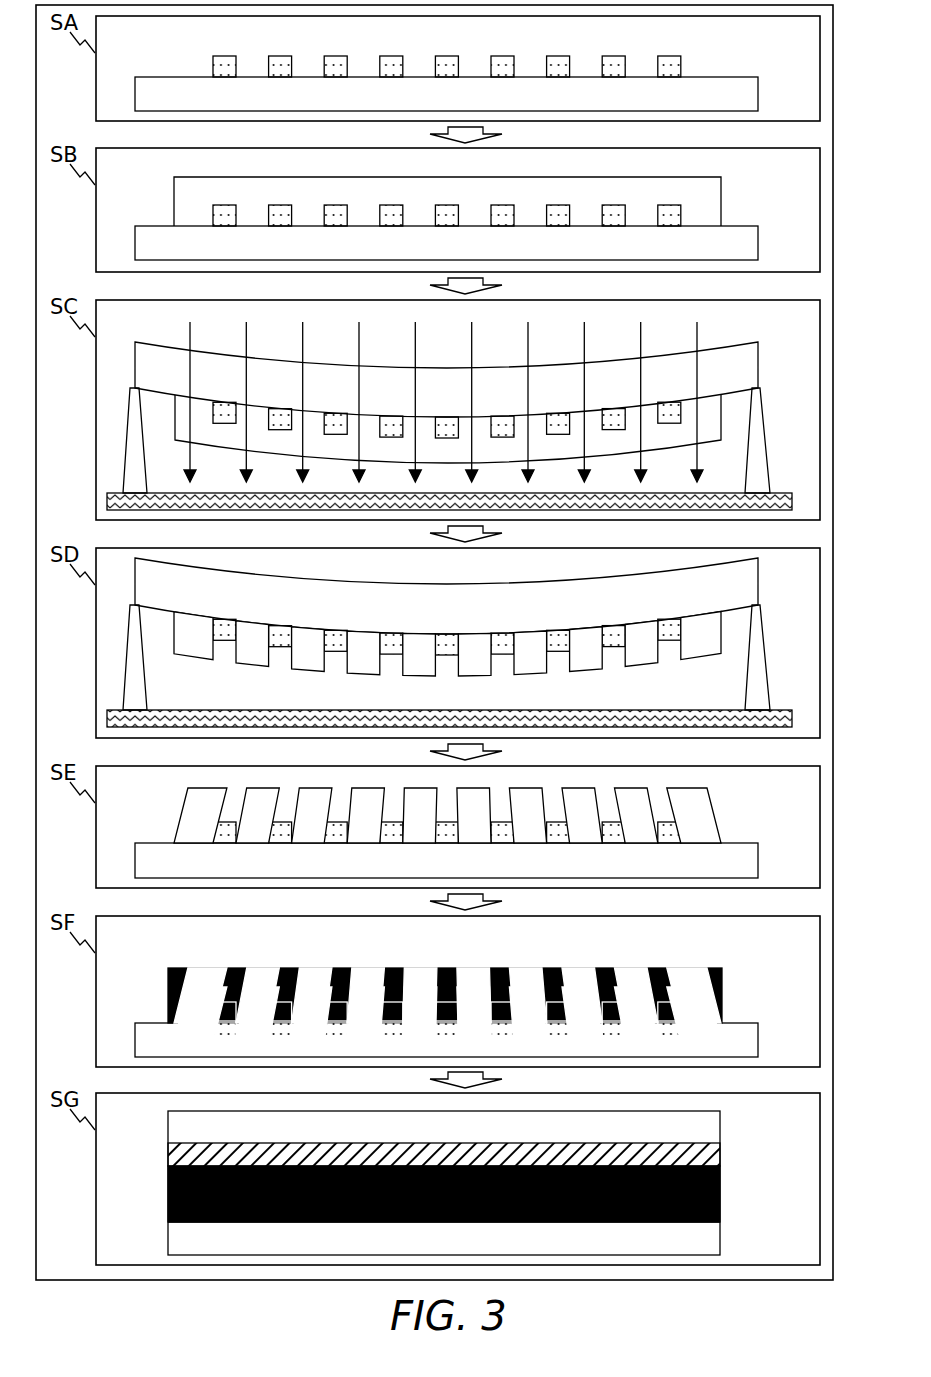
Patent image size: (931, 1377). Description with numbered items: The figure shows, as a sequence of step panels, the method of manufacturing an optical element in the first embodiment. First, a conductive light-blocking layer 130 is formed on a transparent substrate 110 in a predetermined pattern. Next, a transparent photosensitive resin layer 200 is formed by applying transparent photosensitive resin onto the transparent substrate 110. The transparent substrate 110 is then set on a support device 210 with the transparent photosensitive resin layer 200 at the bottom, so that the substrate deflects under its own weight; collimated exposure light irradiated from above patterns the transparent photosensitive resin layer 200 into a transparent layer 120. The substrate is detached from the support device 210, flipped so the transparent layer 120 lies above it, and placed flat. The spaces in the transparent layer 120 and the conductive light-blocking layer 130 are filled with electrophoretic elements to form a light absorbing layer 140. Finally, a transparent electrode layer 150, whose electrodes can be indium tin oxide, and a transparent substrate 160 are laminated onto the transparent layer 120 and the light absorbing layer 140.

The transparent substrate 110 is at (752, 100).
The conductive light-blocking layer 130 is at (661, 55).
The transparent photosensitive resin layer 200 is at (721, 197).
The support device 210 is at (758, 460).
The transparent layer 120 is at (642, 660).
The light absorbing layer 140 is at (553, 967).
The transparent electrode layer 150 is at (715, 1153).
The transparent substrate 160 is at (715, 1125).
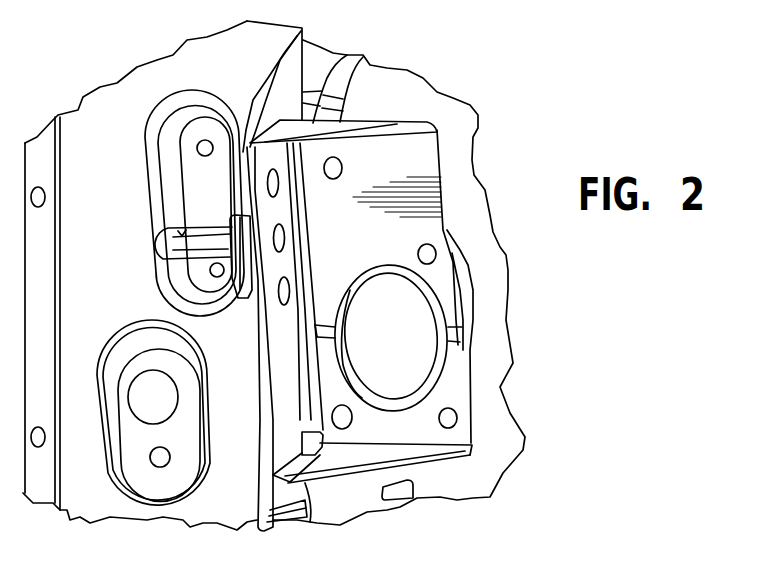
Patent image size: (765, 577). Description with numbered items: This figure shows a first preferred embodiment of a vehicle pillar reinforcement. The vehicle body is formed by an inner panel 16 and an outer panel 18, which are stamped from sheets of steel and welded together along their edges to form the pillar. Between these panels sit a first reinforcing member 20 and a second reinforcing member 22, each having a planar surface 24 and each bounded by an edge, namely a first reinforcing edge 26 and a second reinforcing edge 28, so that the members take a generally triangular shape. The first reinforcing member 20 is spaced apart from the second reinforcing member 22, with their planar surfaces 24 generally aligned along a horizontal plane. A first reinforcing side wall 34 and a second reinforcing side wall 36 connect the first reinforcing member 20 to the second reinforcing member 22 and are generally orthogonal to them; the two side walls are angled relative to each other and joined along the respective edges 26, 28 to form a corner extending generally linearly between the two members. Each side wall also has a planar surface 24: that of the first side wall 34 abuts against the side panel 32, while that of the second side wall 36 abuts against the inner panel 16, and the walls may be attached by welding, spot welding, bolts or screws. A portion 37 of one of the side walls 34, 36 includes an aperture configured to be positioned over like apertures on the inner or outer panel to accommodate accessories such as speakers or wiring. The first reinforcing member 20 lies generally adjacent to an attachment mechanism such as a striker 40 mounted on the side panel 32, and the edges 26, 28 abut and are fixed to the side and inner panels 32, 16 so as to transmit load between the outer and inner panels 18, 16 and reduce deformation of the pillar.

The inner panel 16 is at (423, 90).
The outer panel 18 is at (143, 77).
The first reinforcing member 20 is at (347, 55).
The second reinforcing member 22 is at (347, 483).
The planar surface 24 is at (397, 297).
The first reinforcing edge 26 is at (440, 132).
The second reinforcing edge 28 is at (257, 480).
The side panel 32 is at (292, 77).
The first reinforcing side wall 34 is at (255, 360).
The second reinforcing side wall 36 is at (408, 228).
The portion 37 is at (448, 323).
The striker 40 is at (163, 260).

# DESCRIPTION OF THE TASK
Reproduce every text line of the records above verbatim, including each description and each position line, and leave out the pictures.

# REPLY TO THE EXERCISE
Patent image size: (931, 1377). Description with numbered items: The figure shows, as a sequence of step panels, the method of manufacturing an optical element in the first embodiment. First, a conductive light-blocking layer 130 is formed on a transparent substrate 110 in a predetermined pattern. Next, a transparent photosensitive resin layer 200 is formed by applying transparent photosensitive resin onto the transparent substrate 110. The transparent substrate 110 is then set on a support device 210 with the transparent photosensitive resin layer 200 at the bottom, so that the substrate deflects under its own weight; collimated exposure light irradiated from above patterns the transparent photosensitive resin layer 200 into a transparent layer 120. The substrate is detached from the support device 210, flipped so the transparent layer 120 lies above it, and placed flat. The spaces in the transparent layer 120 and the conductive light-blocking layer 130 are filled with electrophoretic elements to form a light absorbing layer 140. Finally, a transparent electrode layer 150, whose electrodes can be indium tin oxide, and a transparent substrate 160 are laminated onto the transparent layer 120 and the light absorbing layer 140.

The transparent substrate 110 is at (752, 100).
The conductive light-blocking layer 130 is at (661, 55).
The transparent photosensitive resin layer 200 is at (721, 197).
The support device 210 is at (758, 460).
The transparent layer 120 is at (642, 660).
The light absorbing layer 140 is at (553, 967).
The transparent electrode layer 150 is at (715, 1153).
The transparent substrate 160 is at (715, 1125).
Patent image size: (765, 577). Description with numbered items: This figure shows a first preferred embodiment of a vehicle pillar reinforcement. The vehicle body is formed by an inner panel 16 and an outer panel 18, which are stamped from sheets of steel and welded together along their edges to form the pillar. Between these panels sit a first reinforcing member 20 and a second reinforcing member 22, each having a planar surface 24 and each bounded by an edge, namely a first reinforcing edge 26 and a second reinforcing edge 28, so that the members take a generally triangular shape. The first reinforcing member 20 is spaced apart from the second reinforcing member 22, with their planar surfaces 24 generally aligned along a horizontal plane. A first reinforcing side wall 34 and a second reinforcing side wall 36 connect the first reinforcing member 20 to the second reinforcing member 22 and are generally orthogonal to them; the two side walls are angled relative to each other and joined along the respective edges 26, 28 to form a corner extending generally linearly between the two members. Each side wall also has a planar surface 24: that of the first side wall 34 abuts against the side panel 32, while that of the second side wall 36 abuts against the inner panel 16, and the walls may be attached by welding, spot welding, bolts or screws. A portion 37 of one of the side walls 34, 36 includes an aperture configured to be positioned over like apertures on the inner or outer panel to accommodate accessories such as speakers or wiring. The first reinforcing member 20 lies generally adjacent to an attachment mechanism such as a striker 40 mounted on the side panel 32, and the edges 26, 28 abut and are fixed to the side and inner panels 32, 16 so as to transmit load between the outer and inner panels 18, 16 and reduce deformation of the pillar.

The inner panel 16 is at (423, 90).
The outer panel 18 is at (143, 77).
The first reinforcing member 20 is at (347, 55).
The second reinforcing member 22 is at (347, 483).
The planar surface 24 is at (397, 297).
The first reinforcing edge 26 is at (440, 132).
The second reinforcing edge 28 is at (257, 480).
The side panel 32 is at (292, 77).
The first reinforcing side wall 34 is at (255, 360).
The second reinforcing side wall 36 is at (408, 228).
The portion 37 is at (448, 323).
The striker 40 is at (163, 260).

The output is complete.